**Records shown**
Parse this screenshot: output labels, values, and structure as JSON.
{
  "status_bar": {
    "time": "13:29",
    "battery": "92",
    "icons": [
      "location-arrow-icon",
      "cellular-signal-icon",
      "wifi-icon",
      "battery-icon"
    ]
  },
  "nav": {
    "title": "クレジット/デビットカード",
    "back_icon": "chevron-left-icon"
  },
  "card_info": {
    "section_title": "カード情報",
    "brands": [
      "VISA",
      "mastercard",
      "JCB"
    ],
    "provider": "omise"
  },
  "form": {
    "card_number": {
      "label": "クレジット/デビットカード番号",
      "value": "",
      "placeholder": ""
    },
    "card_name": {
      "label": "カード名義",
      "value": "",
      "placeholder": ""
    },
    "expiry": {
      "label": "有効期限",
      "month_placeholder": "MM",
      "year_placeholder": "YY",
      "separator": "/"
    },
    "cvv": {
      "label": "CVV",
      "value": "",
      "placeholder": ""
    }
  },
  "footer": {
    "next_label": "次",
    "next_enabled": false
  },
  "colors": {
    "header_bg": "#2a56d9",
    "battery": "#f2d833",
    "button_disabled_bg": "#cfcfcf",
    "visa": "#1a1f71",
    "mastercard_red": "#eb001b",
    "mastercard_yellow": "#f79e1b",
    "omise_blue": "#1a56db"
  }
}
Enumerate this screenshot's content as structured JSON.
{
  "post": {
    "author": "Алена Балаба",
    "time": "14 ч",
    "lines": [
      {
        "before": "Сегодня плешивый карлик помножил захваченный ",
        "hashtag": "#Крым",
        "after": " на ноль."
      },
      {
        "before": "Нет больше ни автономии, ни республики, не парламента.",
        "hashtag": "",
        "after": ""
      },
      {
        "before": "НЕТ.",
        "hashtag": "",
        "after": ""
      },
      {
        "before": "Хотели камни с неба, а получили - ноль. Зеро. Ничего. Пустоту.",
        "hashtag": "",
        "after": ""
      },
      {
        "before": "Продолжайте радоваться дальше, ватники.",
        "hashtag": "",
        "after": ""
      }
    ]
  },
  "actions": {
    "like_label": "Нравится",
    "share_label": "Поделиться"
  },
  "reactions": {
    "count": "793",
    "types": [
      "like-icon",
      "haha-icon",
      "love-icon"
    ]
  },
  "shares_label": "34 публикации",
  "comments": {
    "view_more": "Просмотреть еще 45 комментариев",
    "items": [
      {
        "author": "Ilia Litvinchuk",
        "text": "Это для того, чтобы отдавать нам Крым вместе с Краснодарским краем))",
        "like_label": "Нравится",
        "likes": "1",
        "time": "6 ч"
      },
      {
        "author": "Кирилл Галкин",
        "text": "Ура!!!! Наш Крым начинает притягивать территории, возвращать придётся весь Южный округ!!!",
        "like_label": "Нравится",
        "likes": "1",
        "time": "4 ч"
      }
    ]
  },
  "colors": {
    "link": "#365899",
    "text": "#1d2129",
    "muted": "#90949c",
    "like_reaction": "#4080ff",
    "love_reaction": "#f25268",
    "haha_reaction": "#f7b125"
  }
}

**Work to complete**
Write out the whole listing exactly.

**Solution for this problem**
Parse this screenshot: output labels, values, and structure as JSON.
{
  "status_bar": {
    "time": "13:29",
    "battery": "92",
    "icons": [
      "location-arrow-icon",
      "cellular-signal-icon",
      "wifi-icon",
      "battery-icon"
    ]
  },
  "nav": {
    "title": "クレジット/デビットカード",
    "back_icon": "chevron-left-icon"
  },
  "card_info": {
    "section_title": "カード情報",
    "brands": [
      "VISA",
      "mastercard",
      "JCB"
    ],
    "provider": "omise"
  },
  "form": {
    "card_number": {
      "label": "クレジット/デビットカード番号",
      "value": "",
      "placeholder": ""
    },
    "card_name": {
      "label": "カード名義",
      "value": "",
      "placeholder": ""
    },
    "expiry": {
      "label": "有効期限",
      "month_placeholder": "MM",
      "year_placeholder": "YY",
      "separator": "/"
    },
    "cvv": {
      "label": "CVV",
      "value": "",
      "placeholder": ""
    }
  },
  "footer": {
    "next_label": "次",
    "next_enabled": false
  },
  "colors": {
    "header_bg": "#2a56d9",
    "battery": "#f2d833",
    "button_disabled_bg": "#cfcfcf",
    "visa": "#1a1f71",
    "mastercard_red": "#eb001b",
    "mastercard_yellow": "#f79e1b",
    "omise_blue": "#1a56db"
  }
}
Enumerate this screenshot's content as structured JSON.
{
  "post": {
    "author": "Алена Балаба",
    "time": "14 ч",
    "lines": [
      {
        "before": "Сегодня плешивый карлик помножил захваченный ",
        "hashtag": "#Крым",
        "after": " на ноль."
      },
      {
        "before": "Нет больше ни автономии, ни республики, не парламента.",
        "hashtag": "",
        "after": ""
      },
      {
        "before": "НЕТ.",
        "hashtag": "",
        "after": ""
      },
      {
        "before": "Хотели камни с неба, а получили - ноль. Зеро. Ничего. Пустоту.",
        "hashtag": "",
        "after": ""
      },
      {
        "before": "Продолжайте радоваться дальше, ватники.",
        "hashtag": "",
        "after": ""
      }
    ]
  },
  "actions": {
    "like_label": "Нравится",
    "share_label": "Поделиться"
  },
  "reactions": {
    "count": "793",
    "types": [
      "like-icon",
      "haha-icon",
      "love-icon"
    ]
  },
  "shares_label": "34 публикации",
  "comments": {
    "view_more": "Просмотреть еще 45 комментариев",
    "items": [
      {
        "author": "Ilia Litvinchuk",
        "text": "Это для того, чтобы отдавать нам Крым вместе с Краснодарским краем))",
        "like_label": "Нравится",
        "likes": "1",
        "time": "6 ч"
      },
      {
        "author": "Кирилл Галкин",
        "text": "Ура!!!! Наш Крым начинает притягивать территории, возвращать придётся весь Южный округ!!!",
        "like_label": "Нравится",
        "likes": "1",
        "time": "4 ч"
      }
    ]
  },
  "colors": {
    "link": "#365899",
    "text": "#1d2129",
    "muted": "#90949c",
    "like_reaction": "#4080ff",
    "love_reaction": "#f25268",
    "haha_reaction": "#f7b125"
  }
}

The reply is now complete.